■ What to work on: Pick every line from the data that holds the word "name".

Extracted records
__________
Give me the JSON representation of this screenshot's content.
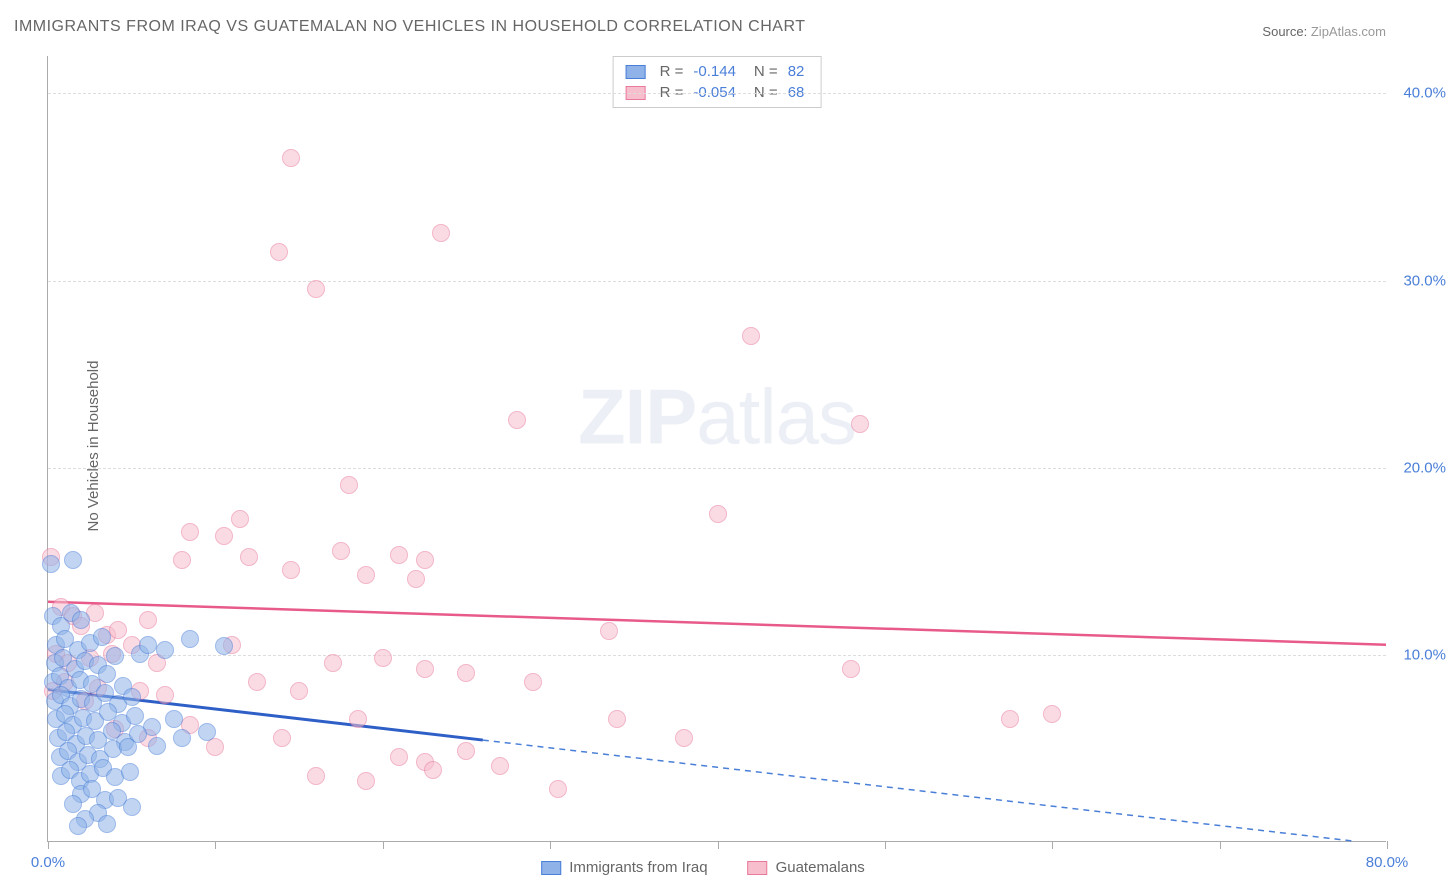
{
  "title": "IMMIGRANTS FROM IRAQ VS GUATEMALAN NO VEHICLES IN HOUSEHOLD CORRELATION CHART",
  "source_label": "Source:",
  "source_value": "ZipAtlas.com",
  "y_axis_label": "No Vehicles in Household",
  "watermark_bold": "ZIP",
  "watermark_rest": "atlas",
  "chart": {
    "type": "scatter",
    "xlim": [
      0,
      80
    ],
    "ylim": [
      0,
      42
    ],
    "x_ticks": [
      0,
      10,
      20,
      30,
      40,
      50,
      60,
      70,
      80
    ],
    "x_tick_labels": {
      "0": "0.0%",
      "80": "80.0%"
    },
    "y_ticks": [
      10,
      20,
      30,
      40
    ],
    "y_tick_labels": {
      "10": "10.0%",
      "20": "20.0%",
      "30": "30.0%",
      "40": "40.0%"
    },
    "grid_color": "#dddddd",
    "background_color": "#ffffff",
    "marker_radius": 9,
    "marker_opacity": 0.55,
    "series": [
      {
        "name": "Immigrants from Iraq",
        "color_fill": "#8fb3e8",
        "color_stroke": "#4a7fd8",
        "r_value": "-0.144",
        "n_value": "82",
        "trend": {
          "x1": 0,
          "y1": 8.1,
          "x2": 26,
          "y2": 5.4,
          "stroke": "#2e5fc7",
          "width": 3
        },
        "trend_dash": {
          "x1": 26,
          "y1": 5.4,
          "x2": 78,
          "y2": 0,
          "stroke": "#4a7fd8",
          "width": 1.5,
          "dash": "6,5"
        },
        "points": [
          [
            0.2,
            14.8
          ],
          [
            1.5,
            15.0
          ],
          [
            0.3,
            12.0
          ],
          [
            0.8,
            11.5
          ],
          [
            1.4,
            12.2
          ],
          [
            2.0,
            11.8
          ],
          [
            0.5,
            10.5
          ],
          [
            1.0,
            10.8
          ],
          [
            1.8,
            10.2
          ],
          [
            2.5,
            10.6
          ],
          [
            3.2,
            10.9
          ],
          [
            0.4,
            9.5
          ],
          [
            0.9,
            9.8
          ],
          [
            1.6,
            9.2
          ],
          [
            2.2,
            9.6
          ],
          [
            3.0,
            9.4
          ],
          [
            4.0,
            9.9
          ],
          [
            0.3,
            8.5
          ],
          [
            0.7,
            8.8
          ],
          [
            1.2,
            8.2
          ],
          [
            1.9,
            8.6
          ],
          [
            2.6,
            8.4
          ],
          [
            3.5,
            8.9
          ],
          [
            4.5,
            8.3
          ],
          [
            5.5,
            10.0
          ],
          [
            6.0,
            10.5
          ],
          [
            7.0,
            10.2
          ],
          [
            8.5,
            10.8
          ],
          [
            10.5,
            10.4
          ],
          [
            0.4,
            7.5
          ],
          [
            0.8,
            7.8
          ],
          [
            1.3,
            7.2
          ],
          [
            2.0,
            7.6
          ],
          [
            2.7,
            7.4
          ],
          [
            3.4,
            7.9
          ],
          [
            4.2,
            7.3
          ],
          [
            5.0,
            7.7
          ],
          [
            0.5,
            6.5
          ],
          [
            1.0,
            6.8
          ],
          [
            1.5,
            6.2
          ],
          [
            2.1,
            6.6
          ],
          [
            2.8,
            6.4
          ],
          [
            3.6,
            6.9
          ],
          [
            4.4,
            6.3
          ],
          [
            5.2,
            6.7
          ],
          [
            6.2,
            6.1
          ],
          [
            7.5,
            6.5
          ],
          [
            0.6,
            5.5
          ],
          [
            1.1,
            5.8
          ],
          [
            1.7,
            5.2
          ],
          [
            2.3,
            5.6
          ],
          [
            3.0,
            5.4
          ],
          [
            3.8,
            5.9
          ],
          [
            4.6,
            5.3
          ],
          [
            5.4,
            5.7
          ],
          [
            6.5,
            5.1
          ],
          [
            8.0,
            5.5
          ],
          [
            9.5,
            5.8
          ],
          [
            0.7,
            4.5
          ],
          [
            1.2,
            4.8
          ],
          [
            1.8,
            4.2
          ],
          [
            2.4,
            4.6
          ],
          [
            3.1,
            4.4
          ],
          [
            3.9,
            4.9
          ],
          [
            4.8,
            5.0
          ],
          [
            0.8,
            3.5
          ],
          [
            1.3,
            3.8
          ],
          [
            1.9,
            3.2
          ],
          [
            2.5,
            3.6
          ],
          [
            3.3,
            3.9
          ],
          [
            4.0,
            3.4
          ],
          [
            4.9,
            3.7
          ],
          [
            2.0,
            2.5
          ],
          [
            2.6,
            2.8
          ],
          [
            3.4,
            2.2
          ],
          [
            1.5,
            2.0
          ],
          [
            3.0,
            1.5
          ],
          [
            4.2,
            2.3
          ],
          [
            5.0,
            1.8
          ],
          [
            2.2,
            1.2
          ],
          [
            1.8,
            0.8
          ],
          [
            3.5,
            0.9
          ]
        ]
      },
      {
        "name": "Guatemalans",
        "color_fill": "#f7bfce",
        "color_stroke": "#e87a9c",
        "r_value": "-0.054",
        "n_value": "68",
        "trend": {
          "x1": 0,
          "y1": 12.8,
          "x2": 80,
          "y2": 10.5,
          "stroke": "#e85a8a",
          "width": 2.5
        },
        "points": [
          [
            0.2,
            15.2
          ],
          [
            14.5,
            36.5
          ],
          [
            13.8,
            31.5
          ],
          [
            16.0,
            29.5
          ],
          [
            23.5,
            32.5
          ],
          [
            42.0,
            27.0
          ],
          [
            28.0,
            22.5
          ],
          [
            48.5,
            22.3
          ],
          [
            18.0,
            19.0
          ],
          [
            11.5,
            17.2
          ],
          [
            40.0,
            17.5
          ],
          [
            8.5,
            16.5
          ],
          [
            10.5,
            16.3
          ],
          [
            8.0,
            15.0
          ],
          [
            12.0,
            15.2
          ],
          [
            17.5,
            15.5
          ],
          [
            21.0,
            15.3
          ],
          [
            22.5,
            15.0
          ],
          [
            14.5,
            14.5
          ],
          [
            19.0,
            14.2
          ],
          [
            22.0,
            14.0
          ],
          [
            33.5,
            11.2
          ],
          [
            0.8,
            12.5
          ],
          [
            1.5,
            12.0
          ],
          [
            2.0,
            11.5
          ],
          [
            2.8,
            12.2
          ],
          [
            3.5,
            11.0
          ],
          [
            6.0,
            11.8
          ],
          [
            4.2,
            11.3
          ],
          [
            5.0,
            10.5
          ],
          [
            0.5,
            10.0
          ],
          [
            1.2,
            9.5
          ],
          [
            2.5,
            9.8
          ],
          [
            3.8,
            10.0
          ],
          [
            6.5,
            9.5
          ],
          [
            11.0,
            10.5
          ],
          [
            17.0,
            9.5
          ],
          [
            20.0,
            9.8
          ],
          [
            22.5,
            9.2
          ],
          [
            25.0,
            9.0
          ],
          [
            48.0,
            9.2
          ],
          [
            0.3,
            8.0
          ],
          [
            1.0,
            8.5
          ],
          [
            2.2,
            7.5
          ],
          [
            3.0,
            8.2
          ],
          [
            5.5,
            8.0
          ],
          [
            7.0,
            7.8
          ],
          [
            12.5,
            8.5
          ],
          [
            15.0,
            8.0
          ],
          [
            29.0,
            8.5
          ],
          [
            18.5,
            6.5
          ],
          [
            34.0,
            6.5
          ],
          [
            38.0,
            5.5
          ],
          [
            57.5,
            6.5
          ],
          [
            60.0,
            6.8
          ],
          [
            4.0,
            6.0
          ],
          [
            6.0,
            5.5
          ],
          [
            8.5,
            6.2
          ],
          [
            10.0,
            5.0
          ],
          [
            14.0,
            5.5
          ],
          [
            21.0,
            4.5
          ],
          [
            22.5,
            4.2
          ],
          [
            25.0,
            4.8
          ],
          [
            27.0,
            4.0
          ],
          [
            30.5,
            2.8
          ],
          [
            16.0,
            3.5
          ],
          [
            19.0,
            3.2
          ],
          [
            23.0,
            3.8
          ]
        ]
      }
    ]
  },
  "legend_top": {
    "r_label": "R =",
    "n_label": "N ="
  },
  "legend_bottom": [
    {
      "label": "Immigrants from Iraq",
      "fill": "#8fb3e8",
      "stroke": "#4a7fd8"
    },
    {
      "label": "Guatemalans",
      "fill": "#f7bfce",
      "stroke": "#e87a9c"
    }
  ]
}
__________
■ Written solution:
        "name": "Immigrants from Iraq",
        "name": "Guatemalans",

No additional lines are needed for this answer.